WHAT YOU HAVE TO DO: All lines holding the string "notification" are to be shown.

MATERIAL FOR THIS TASK:
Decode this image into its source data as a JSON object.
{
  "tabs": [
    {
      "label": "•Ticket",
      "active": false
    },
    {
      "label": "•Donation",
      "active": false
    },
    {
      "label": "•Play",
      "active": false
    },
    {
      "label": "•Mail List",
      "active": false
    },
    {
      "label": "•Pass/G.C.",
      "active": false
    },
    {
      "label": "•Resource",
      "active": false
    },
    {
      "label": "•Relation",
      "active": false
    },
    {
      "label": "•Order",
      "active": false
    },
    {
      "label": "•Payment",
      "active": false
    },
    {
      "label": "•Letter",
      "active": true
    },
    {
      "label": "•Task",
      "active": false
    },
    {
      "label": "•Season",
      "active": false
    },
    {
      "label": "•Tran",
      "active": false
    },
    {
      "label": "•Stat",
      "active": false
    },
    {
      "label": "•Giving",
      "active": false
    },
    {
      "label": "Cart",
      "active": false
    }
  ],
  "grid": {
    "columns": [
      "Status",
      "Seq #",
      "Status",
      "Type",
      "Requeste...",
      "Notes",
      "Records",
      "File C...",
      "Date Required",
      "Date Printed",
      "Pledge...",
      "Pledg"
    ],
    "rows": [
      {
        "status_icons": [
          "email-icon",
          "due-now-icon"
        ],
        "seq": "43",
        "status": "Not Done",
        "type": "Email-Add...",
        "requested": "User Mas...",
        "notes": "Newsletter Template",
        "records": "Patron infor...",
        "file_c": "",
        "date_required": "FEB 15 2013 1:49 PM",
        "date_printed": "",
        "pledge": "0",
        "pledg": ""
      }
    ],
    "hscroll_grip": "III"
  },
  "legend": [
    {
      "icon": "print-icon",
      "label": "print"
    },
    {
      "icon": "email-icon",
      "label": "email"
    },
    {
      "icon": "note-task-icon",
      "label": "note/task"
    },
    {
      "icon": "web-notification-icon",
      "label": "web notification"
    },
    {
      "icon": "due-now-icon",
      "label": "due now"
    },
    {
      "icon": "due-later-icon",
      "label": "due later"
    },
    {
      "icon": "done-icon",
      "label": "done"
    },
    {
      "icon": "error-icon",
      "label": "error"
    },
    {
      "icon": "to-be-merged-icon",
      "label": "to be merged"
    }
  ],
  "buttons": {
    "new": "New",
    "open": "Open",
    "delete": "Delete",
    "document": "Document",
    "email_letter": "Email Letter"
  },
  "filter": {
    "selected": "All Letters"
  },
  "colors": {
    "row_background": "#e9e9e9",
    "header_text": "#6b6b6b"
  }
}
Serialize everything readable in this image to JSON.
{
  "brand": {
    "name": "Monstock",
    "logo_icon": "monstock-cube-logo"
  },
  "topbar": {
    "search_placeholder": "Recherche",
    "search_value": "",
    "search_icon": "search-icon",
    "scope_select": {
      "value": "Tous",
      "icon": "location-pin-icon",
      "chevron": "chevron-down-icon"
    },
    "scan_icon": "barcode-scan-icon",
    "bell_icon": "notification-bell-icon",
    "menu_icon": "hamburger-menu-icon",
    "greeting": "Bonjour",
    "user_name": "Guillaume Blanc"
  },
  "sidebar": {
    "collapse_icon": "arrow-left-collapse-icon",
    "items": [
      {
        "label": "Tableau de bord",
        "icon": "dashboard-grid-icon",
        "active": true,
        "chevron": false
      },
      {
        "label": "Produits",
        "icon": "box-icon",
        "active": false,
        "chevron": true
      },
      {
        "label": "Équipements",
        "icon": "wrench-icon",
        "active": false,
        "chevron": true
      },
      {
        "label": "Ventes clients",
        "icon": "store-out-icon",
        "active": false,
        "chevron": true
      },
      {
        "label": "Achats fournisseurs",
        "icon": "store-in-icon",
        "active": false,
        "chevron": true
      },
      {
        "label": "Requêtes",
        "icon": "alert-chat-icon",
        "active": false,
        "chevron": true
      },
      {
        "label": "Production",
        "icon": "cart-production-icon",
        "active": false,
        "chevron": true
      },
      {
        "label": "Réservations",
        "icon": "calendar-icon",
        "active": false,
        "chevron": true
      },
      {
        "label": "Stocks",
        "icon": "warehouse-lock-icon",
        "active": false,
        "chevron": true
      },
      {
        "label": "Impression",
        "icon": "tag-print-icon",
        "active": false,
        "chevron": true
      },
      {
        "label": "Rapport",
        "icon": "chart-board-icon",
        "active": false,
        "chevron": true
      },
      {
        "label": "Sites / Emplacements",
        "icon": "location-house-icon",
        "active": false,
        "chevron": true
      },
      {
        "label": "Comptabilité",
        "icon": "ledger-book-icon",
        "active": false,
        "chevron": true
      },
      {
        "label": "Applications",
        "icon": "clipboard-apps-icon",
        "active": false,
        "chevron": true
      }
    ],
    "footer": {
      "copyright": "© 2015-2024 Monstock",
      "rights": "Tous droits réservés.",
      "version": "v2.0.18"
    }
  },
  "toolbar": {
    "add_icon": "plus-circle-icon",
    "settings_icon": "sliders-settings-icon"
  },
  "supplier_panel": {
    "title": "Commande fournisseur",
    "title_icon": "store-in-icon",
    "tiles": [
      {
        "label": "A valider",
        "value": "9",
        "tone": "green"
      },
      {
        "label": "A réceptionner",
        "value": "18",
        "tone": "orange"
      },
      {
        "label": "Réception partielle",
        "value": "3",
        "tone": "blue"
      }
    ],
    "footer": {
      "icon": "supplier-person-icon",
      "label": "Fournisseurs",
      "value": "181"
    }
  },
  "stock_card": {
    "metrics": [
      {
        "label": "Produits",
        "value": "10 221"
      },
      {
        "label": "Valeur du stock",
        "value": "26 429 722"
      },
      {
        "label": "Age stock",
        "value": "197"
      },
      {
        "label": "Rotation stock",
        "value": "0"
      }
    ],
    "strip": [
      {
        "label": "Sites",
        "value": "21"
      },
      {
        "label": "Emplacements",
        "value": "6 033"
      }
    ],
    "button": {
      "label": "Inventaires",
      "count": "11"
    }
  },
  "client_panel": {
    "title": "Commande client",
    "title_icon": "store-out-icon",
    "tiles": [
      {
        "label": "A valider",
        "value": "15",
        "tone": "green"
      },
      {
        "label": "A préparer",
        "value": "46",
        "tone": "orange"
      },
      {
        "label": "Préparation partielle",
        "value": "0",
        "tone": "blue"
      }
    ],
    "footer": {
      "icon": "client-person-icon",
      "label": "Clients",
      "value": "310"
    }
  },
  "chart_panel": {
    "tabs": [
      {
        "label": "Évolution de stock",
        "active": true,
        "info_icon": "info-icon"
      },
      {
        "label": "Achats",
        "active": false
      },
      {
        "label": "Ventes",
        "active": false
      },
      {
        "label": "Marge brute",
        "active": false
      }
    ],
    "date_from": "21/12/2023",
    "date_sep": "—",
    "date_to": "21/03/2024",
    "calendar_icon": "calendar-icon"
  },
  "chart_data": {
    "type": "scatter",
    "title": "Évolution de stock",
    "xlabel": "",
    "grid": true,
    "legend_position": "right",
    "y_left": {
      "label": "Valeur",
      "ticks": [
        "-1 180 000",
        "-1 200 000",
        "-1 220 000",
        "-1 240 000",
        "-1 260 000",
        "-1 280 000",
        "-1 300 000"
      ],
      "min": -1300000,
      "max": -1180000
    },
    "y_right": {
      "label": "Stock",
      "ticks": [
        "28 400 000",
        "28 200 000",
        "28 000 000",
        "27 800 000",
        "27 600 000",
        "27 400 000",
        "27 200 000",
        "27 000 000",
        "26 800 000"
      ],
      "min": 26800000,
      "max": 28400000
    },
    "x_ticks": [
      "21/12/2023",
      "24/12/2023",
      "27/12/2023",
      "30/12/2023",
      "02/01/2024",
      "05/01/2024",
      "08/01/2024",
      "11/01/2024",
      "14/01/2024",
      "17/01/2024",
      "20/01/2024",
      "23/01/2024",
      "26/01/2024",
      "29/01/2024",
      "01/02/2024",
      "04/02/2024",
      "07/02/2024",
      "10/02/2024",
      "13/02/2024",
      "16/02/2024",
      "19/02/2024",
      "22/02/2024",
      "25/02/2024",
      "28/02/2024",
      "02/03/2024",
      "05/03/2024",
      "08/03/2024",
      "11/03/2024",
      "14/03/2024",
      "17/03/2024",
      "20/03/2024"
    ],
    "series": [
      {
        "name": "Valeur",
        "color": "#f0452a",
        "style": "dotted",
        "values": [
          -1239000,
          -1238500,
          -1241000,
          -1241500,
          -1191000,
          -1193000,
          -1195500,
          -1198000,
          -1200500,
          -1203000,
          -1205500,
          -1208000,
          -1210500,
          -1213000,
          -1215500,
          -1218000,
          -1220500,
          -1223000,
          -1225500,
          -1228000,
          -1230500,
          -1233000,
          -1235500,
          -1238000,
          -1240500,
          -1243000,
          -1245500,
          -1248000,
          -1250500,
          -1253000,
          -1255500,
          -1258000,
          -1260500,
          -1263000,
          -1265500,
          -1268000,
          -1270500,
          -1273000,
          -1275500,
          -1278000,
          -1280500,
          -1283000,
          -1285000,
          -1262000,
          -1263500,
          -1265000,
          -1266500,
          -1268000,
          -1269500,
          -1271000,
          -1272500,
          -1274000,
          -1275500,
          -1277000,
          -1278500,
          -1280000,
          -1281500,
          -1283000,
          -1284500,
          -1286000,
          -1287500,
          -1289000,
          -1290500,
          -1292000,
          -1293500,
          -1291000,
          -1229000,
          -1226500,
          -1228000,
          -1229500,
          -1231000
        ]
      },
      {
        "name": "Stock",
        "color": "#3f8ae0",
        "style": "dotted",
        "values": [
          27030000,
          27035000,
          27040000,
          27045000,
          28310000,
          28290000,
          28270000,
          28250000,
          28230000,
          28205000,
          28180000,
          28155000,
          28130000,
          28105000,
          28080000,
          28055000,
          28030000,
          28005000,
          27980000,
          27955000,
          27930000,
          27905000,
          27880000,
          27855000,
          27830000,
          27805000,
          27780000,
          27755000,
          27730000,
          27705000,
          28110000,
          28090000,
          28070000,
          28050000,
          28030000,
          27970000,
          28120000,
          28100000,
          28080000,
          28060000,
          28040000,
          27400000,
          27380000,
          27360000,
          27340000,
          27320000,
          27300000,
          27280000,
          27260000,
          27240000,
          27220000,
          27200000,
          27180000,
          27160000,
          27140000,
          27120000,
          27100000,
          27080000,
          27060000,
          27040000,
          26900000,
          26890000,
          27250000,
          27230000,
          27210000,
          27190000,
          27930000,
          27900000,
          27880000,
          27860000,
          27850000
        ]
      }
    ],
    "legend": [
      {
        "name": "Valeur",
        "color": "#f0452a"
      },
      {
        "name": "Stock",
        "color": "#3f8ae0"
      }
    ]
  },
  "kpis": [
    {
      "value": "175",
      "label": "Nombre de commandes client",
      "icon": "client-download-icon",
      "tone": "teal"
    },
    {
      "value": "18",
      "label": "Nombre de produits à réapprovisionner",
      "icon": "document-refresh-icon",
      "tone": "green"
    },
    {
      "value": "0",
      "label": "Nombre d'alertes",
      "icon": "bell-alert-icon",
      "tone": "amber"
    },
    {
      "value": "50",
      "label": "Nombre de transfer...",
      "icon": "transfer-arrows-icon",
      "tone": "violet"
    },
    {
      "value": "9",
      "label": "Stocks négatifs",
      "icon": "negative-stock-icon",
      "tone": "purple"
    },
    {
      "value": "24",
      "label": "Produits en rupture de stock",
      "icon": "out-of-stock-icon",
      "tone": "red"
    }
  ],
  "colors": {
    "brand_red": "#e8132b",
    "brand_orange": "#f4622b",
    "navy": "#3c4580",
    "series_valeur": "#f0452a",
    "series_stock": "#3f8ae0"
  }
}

COMPLETE OUTPUT:
      "icon": "web-notification-icon",
      "label": "web notification"
    "bell_icon": "notification-bell-icon",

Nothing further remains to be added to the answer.